GIVEN TASK - Reproduce each of the lines below word for word, leaving every character, symbol and number unchanged.

EXTRACTED RECORDS -
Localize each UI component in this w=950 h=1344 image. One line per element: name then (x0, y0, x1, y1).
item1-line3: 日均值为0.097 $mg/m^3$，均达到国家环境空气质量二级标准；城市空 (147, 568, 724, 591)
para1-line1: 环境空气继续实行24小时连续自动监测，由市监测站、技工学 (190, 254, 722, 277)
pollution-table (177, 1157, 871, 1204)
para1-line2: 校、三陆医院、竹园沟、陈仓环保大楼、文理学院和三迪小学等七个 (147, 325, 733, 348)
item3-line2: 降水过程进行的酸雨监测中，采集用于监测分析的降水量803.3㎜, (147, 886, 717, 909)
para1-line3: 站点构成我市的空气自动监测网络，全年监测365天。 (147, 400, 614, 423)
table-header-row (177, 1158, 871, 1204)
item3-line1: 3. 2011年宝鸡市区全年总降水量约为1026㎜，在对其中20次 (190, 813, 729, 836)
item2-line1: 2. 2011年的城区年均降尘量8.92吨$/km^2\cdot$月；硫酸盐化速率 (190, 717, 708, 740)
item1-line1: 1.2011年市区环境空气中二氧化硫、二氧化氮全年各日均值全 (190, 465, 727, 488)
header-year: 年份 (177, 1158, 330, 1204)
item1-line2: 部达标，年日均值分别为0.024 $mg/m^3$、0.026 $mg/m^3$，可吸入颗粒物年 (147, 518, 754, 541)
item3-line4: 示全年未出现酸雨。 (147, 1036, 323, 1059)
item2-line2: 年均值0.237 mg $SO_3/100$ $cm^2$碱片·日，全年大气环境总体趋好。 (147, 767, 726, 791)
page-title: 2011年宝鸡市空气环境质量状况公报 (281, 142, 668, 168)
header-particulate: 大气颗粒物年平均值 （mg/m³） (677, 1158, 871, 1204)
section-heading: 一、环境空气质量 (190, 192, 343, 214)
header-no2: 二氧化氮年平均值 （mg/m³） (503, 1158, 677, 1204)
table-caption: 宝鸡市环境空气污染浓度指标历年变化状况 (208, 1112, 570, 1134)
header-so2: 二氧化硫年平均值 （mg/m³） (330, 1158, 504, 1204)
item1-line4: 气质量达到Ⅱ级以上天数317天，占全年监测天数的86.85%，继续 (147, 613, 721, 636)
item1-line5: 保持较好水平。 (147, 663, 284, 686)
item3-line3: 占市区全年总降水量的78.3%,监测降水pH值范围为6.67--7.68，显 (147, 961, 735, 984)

RESPONSE TO THE TASK -
Localize each UI component in this w=950 h=1344 image. One line per element: name then (x0, y0, x1, y1).
item1-line3: 日均值为0.097 $mg/m^3$，均达到国家环境空气质量二级标准；城市空 (147, 568, 724, 591)
para1-line1: 环境空气继续实行24小时连续自动监测，由市监测站、技工学 (190, 254, 722, 277)
pollution-table (177, 1157, 871, 1204)
para1-line2: 校、三陆医院、竹园沟、陈仓环保大楼、文理学院和三迪小学等七个 (147, 325, 733, 348)
item3-line2: 降水过程进行的酸雨监测中，采集用于监测分析的降水量803.3㎜, (147, 886, 717, 909)
para1-line3: 站点构成我市的空气自动监测网络，全年监测365天。 (147, 400, 614, 423)
table-header-row (177, 1158, 871, 1204)
item3-line1: 3. 2011年宝鸡市区全年总降水量约为1026㎜，在对其中20次 (190, 813, 729, 836)
item2-line1: 2. 2011年的城区年均降尘量8.92吨$/km^2\cdot$月；硫酸盐化速率 (190, 717, 708, 740)
item1-line1: 1.2011年市区环境空气中二氧化硫、二氧化氮全年各日均值全 (190, 465, 727, 488)
header-year: 年份 (177, 1158, 330, 1204)
item1-line2: 部达标，年日均值分别为0.024 $mg/m^3$、0.026 $mg/m^3$，可吸入颗粒物年 (147, 518, 754, 541)
item3-line4: 示全年未出现酸雨。 (147, 1036, 323, 1059)
item2-line2: 年均值0.237 mg $SO_3/100$ $cm^2$碱片·日，全年大气环境总体趋好。 (147, 767, 726, 791)
page-title: 2011年宝鸡市空气环境质量状况公报 (281, 142, 668, 168)
header-particulate: 大气颗粒物年平均值 （mg/m³） (677, 1158, 871, 1204)
section-heading: 一、环境空气质量 (190, 192, 343, 214)
header-no2: 二氧化氮年平均值 （mg/m³） (503, 1158, 677, 1204)
table-caption: 宝鸡市环境空气污染浓度指标历年变化状况 (208, 1112, 570, 1134)
header-so2: 二氧化硫年平均值 （mg/m³） (330, 1158, 504, 1204)
item1-line4: 气质量达到Ⅱ级以上天数317天，占全年监测天数的86.85%，继续 (147, 613, 721, 636)
item1-line5: 保持较好水平。 (147, 663, 284, 686)
item3-line3: 占市区全年总降水量的78.3%,监测降水pH值范围为6.67--7.68，显 (147, 961, 735, 984)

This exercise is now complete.